Written problem
Copy nothing but the text: reproduce each line of the listing exactly and leave the pictures out.

Extracted information
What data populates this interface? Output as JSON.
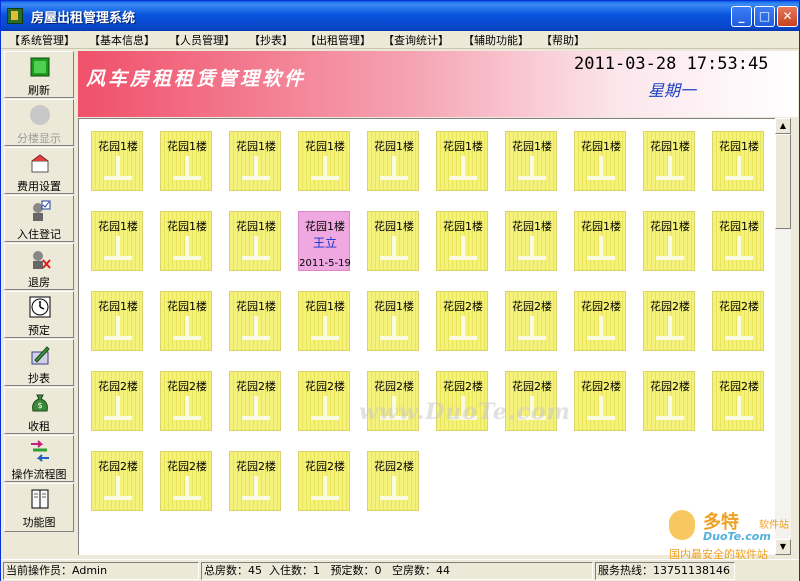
{
  "window": {
    "title": "房屋出租管理系统"
  },
  "menu": [
    "【系统管理】",
    "【基本信息】",
    "【人员管理】",
    "【抄表】",
    "【出租管理】",
    "【查询统计】",
    "【辅助功能】",
    "【帮助】"
  ],
  "toolbar": [
    {
      "label": "刷新",
      "icon": "refresh-icon"
    },
    {
      "label": "分楼显示",
      "icon": "building-filter-icon",
      "disabled": true
    },
    {
      "label": "费用设置",
      "icon": "fee-settings-icon"
    },
    {
      "label": "入住登记",
      "icon": "checkin-icon"
    },
    {
      "label": "退房",
      "icon": "checkout-icon"
    },
    {
      "label": "预定",
      "icon": "clock-icon"
    },
    {
      "label": "抄表",
      "icon": "pen-icon"
    },
    {
      "label": "收租",
      "icon": "money-bag-icon"
    },
    {
      "label": "操作流程图",
      "icon": "flowchart-icon"
    },
    {
      "label": "功能图",
      "icon": "book-icon"
    }
  ],
  "banner": {
    "title": "风车房租租赁管理软件",
    "datetime": "2011-03-28 17:53:45",
    "weekday": "星期一"
  },
  "rooms": [
    [
      "花园1楼",
      "花园1楼",
      "花园1楼",
      "花园1楼",
      "花园1楼",
      "花园1楼",
      "花园1楼",
      "花园1楼",
      "花园1楼",
      "花园1楼"
    ],
    [
      "花园1楼",
      "花园1楼",
      "花园1楼",
      "花园1楼",
      "花园1楼",
      "花园1楼",
      "花园1楼",
      "花园1楼",
      "花园1楼",
      "花园1楼"
    ],
    [
      "花园1楼",
      "花园1楼",
      "花园1楼",
      "花园1楼",
      "花园1楼",
      "花园2楼",
      "花园2楼",
      "花园2楼",
      "花园2楼",
      "花园2楼"
    ],
    [
      "花园2楼",
      "花园2楼",
      "花园2楼",
      "花园2楼",
      "花园2楼",
      "花园2楼",
      "花园2楼",
      "花园2楼",
      "花园2楼",
      "花园2楼"
    ],
    [
      "花园2楼",
      "花园2楼",
      "花园2楼",
      "花园2楼",
      "花园2楼"
    ]
  ],
  "occupied_room": {
    "name": "花园1楼",
    "tenant": "王立",
    "date": "2011-5-19"
  },
  "watermark": "www.DuoTe.com",
  "corner_logo": {
    "big": "多特",
    "small": "软件站",
    "url": "DuoTe.com",
    "slogan": "国内最安全的软件站"
  },
  "status": {
    "operator": "当前操作员：Admin",
    "counts": "总房数：45  入住数：1   预定数：0   空房数：44",
    "hotline": "服务热线：13751138146"
  },
  "colors": {
    "vacant": "#f4f27a",
    "occupied": "#f0a8e0",
    "banner": "#f0506a",
    "titlebar": "#0a55de"
  }
}
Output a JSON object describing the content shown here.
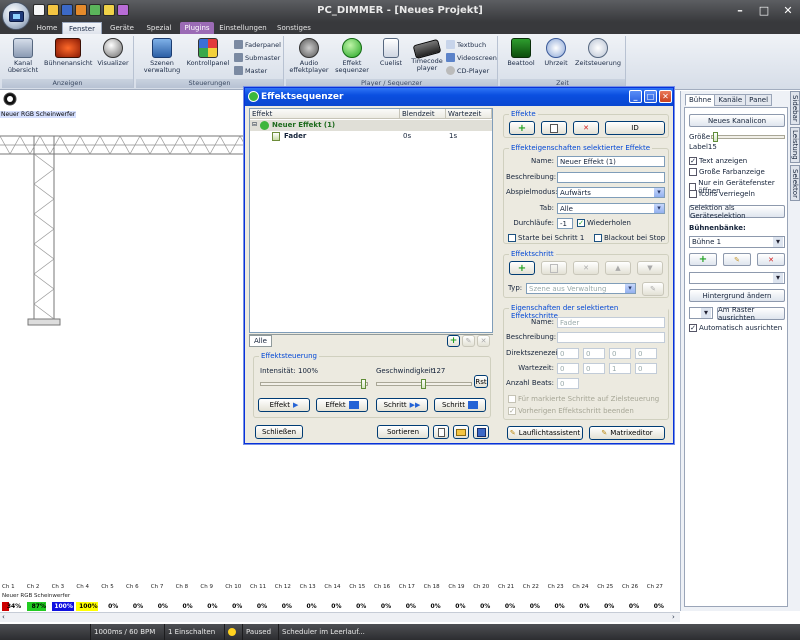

Final result
What data populates this interface? Output as JSON.
{
  "window": {
    "title": "房屋出租管理系统"
  },
  "menu": [
    "【系统管理】",
    "【基本信息】",
    "【人员管理】",
    "【抄表】",
    "【出租管理】",
    "【查询统计】",
    "【辅助功能】",
    "【帮助】"
  ],
  "toolbar": [
    {
      "label": "刷新",
      "icon": "refresh-icon"
    },
    {
      "label": "分楼显示",
      "icon": "building-filter-icon",
      "disabled": true
    },
    {
      "label": "费用设置",
      "icon": "fee-settings-icon"
    },
    {
      "label": "入住登记",
      "icon": "checkin-icon"
    },
    {
      "label": "退房",
      "icon": "checkout-icon"
    },
    {
      "label": "预定",
      "icon": "clock-icon"
    },
    {
      "label": "抄表",
      "icon": "pen-icon"
    },
    {
      "label": "收租",
      "icon": "money-bag-icon"
    },
    {
      "label": "操作流程图",
      "icon": "flowchart-icon"
    },
    {
      "label": "功能图",
      "icon": "book-icon"
    }
  ],
  "banner": {
    "title": "风车房租租赁管理软件",
    "datetime": "2011-03-28 17:53:45",
    "weekday": "星期一"
  },
  "rooms": [
    [
      "花园1楼",
      "花园1楼",
      "花园1楼",
      "花园1楼",
      "花园1楼",
      "花园1楼",
      "花园1楼",
      "花园1楼",
      "花园1楼",
      "花园1楼"
    ],
    [
      "花园1楼",
      "花园1楼",
      "花园1楼",
      "花园1楼",
      "花园1楼",
      "花园1楼",
      "花园1楼",
      "花园1楼",
      "花园1楼",
      "花园1楼"
    ],
    [
      "花园1楼",
      "花园1楼",
      "花园1楼",
      "花园1楼",
      "花园1楼",
      "花园2楼",
      "花园2楼",
      "花园2楼",
      "花园2楼",
      "花园2楼"
    ],
    [
      "花园2楼",
      "花园2楼",
      "花园2楼",
      "花园2楼",
      "花园2楼",
      "花园2楼",
      "花园2楼",
      "花园2楼",
      "花园2楼",
      "花园2楼"
    ],
    [
      "花园2楼",
      "花园2楼",
      "花园2楼",
      "花园2楼",
      "花园2楼"
    ]
  ],
  "occupied_room": {
    "name": "花园1楼",
    "tenant": "王立",
    "date": "2011-5-19"
  },
  "watermark": "www.DuoTe.com",
  "corner_logo": {
    "big": "多特",
    "small": "软件站",
    "url": "DuoTe.com",
    "slogan": "国内最安全的软件站"
  },
  "status": {
    "operator": "当前操作员：Admin",
    "counts": "总房数：45  入住数：1   预定数：0   空房数：44",
    "hotline": "服务热线：13751138146"
  },
  "colors": {
    "vacant": "#f4f27a",
    "occupied": "#f0a8e0",
    "banner": "#f0506a",
    "titlebar": "#0a55de"
  }
}
Output a JSON object describing the content shown here.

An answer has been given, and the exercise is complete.